*TASK DESCRIPTION*: Transcribe the records that follow. Keep every word exactly, and drop the pictures.

*ITEMS*:

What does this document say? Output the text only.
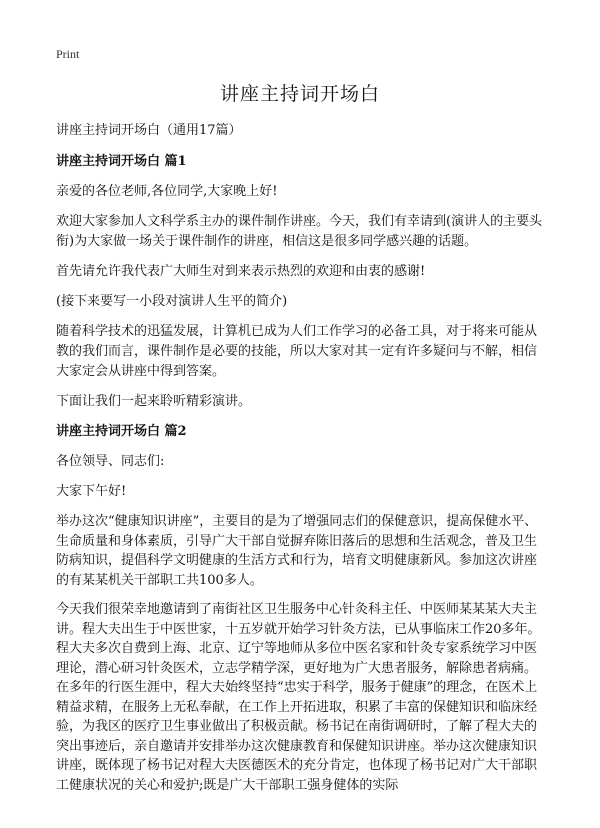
Print
讲座主持词开场白

讲座主持词开场白（通用17篇）

讲座主持词开场白 篇1

亲爱的各位老师,各位同学,大家晚上好!

欢迎大家参加人文科学系主办的课件制作讲座。今天，我们有幸请到(演讲人的主要头衔)为大家做一场关于课件制作的讲座，相信这是很多同学感兴趣的话题。

首先请允许我代表广大师生对到来表示热烈的欢迎和由衷的感谢!

(接下来要写一小段对演讲人生平的简介)

随着科学技术的迅猛发展，计算机已成为人们工作学习的必备工具，对于将来可能从教的我们而言，课件制作是必要的技能，所以大家对其一定有许多疑问与不解，相信大家定会从讲座中得到答案。

下面让我们一起来聆听精彩演讲。

讲座主持词开场白 篇2

各位领导、同志们:

大家下午好!

举办这次“健康知识讲座”，主要目的是为了增强同志们的保健意识，提高保健水平、生命质量和身体素质，引导广大干部自觉摒弃陈旧落后的思想和生活观念，普及卫生防病知识，提倡科学文明健康的生活方式和行为，培育文明健康新风。参加这次讲座的有某某机关干部职工共100多人。

今天我们很荣幸地邀请到了南街社区卫生服务中心针灸科主任、中医师某某某大夫主讲。程大夫出生于中医世家，十五岁就开始学习针灸方法，已从事临床工作20多年。程大夫多次自费到上海、北京、辽宁等地师从多位中医名家和针灸专家系统学习中医理论，潜心研习针灸医术，立志学精学深，更好地为广大患者服务，解除患者病痛。在多年的行医生涯中，程大夫始终坚持“忠实于科学，服务于健康”的理念，在医术上精益求精，在服务上无私奉献，在工作上开拓进取，积累了丰富的保健知识和临床经验，为我区的医疗卫生事业做出了积极贡献。杨书记在南街调研时，了解了程大夫的突出事迹后，亲自邀请并安排举办这次健康教育和保健知识讲座。举办这次健康知识讲座，既体现了杨书记对程大夫医德医术的充分肯定，也体现了杨书记对广大干部职工健康状况的关心和爱护;既是广大干部职工强身健体的实际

*EXERCISE RESULT*:
What does this document say? Output the text only.
Print
讲座主持词开场白

讲座主持词开场白（通用17篇）

讲座主持词开场白 篇1

亲爱的各位老师,各位同学,大家晚上好!

欢迎大家参加人文科学系主办的课件制作讲座。今天，我们有幸请到(演讲人的主要头衔)为大家做一场关于课件制作的讲座，相信这是很多同学感兴趣的话题。

首先请允许我代表广大师生对到来表示热烈的欢迎和由衷的感谢!

(接下来要写一小段对演讲人生平的简介)

随着科学技术的迅猛发展，计算机已成为人们工作学习的必备工具，对于将来可能从教的我们而言，课件制作是必要的技能，所以大家对其一定有许多疑问与不解，相信大家定会从讲座中得到答案。

下面让我们一起来聆听精彩演讲。

讲座主持词开场白 篇2

各位领导、同志们:

大家下午好!

举办这次“健康知识讲座”，主要目的是为了增强同志们的保健意识，提高保健水平、生命质量和身体素质，引导广大干部自觉摒弃陈旧落后的思想和生活观念，普及卫生防病知识，提倡科学文明健康的生活方式和行为，培育文明健康新风。参加这次讲座的有某某机关干部职工共100多人。

今天我们很荣幸地邀请到了南街社区卫生服务中心针灸科主任、中医师某某某大夫主讲。程大夫出生于中医世家，十五岁就开始学习针灸方法，已从事临床工作20多年。程大夫多次自费到上海、北京、辽宁等地师从多位中医名家和针灸专家系统学习中医理论，潜心研习针灸医术，立志学精学深，更好地为广大患者服务，解除患者病痛。在多年的行医生涯中，程大夫始终坚持“忠实于科学，服务于健康”的理念，在医术上精益求精，在服务上无私奉献，在工作上开拓进取，积累了丰富的保健知识和临床经验，为我区的医疗卫生事业做出了积极贡献。杨书记在南街调研时，了解了程大夫的突出事迹后，亲自邀请并安排举办这次健康教育和保健知识讲座。举办这次健康知识讲座，既体现了杨书记对程大夫医德医术的充分肯定，也体现了杨书记对广大干部职工健康状况的关心和爱护;既是广大干部职工强身健体的实际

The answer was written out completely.